[Recorded data]
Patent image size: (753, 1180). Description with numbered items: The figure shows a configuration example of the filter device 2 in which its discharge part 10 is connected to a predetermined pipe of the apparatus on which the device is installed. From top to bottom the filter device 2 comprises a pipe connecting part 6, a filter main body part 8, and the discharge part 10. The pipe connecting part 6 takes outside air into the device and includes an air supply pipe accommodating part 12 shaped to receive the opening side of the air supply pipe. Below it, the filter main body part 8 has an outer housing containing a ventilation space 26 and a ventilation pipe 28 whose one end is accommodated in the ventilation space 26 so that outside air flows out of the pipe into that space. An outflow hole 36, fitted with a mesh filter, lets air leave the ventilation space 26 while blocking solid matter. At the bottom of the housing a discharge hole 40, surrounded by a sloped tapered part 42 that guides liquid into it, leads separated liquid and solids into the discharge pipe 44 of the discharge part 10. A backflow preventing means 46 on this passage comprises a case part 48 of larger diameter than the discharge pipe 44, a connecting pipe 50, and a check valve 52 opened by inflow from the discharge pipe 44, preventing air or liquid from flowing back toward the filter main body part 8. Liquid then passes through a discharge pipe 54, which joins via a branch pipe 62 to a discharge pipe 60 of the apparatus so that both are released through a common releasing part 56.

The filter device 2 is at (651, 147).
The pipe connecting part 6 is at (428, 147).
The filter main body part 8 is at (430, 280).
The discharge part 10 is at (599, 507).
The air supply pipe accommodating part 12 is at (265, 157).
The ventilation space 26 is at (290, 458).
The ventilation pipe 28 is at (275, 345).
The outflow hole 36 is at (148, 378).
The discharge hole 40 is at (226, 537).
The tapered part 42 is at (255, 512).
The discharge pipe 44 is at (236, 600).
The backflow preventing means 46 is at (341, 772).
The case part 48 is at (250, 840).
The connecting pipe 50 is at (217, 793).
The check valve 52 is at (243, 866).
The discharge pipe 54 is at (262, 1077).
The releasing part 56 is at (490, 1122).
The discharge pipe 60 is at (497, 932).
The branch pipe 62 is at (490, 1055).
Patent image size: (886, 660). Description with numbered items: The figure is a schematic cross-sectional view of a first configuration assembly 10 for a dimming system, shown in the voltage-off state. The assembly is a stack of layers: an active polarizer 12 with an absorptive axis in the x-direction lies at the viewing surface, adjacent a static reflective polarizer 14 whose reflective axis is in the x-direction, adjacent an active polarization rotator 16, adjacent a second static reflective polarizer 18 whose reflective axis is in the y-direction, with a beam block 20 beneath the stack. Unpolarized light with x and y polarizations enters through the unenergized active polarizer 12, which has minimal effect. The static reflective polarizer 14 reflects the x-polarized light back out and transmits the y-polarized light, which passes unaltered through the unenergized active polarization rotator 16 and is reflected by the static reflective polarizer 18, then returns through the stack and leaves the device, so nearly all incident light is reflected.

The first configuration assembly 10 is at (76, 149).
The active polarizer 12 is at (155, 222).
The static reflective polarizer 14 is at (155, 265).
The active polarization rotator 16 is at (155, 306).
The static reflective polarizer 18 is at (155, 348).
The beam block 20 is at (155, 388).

* Requirements: Render every line of the items above as a numbered list, leaving out the blank lines.

* Expected answer:
1. Patent image size: (753, 1180). Description with numbered items: The figure shows a configuration example of the filter device 2 in which its discharge part 10 is connected to a predetermined pipe of the apparatus on which the device is installed. From top to bottom the filter device 2 comprises a pipe connecting part 6, a filter main body part 8, and the discharge part 10. The pipe connecting part 6 takes outside air into the device and includes an air supply pipe accommodating part 12 shaped to receive the opening side of the air supply pipe. Below it, the filter main body part 8 has an outer housing containing a ventilation space 26 and a ventilation pipe 28 whose one end is accommodated in the ventilation space 26 so that outside air flows out of the pipe into that space. An outflow hole 36, fitted with a mesh filter, lets air leave the ventilation space 26 while blocking solid matter. At the bottom of the housing a discharge hole 40, surrounded by a sloped tapered part 42 that guides liquid into it, leads separated liquid and solids into the discharge pipe 44 of the discharge part 10. A backflow preventing means 46 on this passage comprises a case part 48 of larger diameter than the discharge pipe 44, a connecting pipe 50, and a check valve 52 opened by inflow from the discharge pipe 44, preventing air or liquid from flowing back toward the filter main body part 8. Liquid then passes through a discharge pipe 54, which joins via a branch pipe 62 to a discharge pipe 60 of the apparatus so that both are released through a common releasing part 56.
2. The filter device 2 is at (651, 147).
3. The pipe connecting part 6 is at (428, 147).
4. The filter main body part 8 is at (430, 280).
5. The discharge part 10 is at (599, 507).
6. The air supply pipe accommodating part 12 is at (265, 157).
7. The ventilation space 26 is at (290, 458).
8. The ventilation pipe 28 is at (275, 345).
9. The outflow hole 36 is at (148, 378).
10. The discharge hole 40 is at (226, 537).
11. The tapered part 42 is at (255, 512).
12. The discharge pipe 44 is at (236, 600).
13. The backflow preventing means 46 is at (341, 772).
14. The case part 48 is at (250, 840).
15. The connecting pipe 50 is at (217, 793).
16. The check valve 52 is at (243, 866).
17. The discharge pipe 54 is at (262, 1077).
18. The releasing part 56 is at (490, 1122).
19. The discharge pipe 60 is at (497, 932).
20. The branch pipe 62 is at (490, 1055).
21. Patent image size: (886, 660). Description with numbered items: The figure is a schematic cross-sectional view of a first configuration assembly 10 for a dimming system, shown in the voltage-off state. The assembly is a stack of layers: an active polarizer 12 with an absorptive axis in the x-direction lies at the viewing surface, adjacent a static reflective polarizer 14 whose reflective axis is in the x-direction, adjacent an active polarization rotator 16, adjacent a second static reflective polarizer 18 whose reflective axis is in the y-direction, with a beam block 20 beneath the stack. Unpolarized light with x and y polarizations enters through the unenergized active polarizer 12, which has minimal effect. The static reflective polarizer 14 reflects the x-polarized light back out and transmits the y-polarized light, which passes unaltered through the unenergized active polarization rotator 16 and is reflected by the static reflective polarizer 18, then returns through the stack and leaves the device, so nearly all incident light is reflected.
22. The first configuration assembly 10 is at (76, 149).
23. The active polarizer 12 is at (155, 222).
24. The static reflective polarizer 14 is at (155, 265).
25. The active polarization rotator 16 is at (155, 306).
26. The static reflective polarizer 18 is at (155, 348).
27. The beam block 20 is at (155, 388).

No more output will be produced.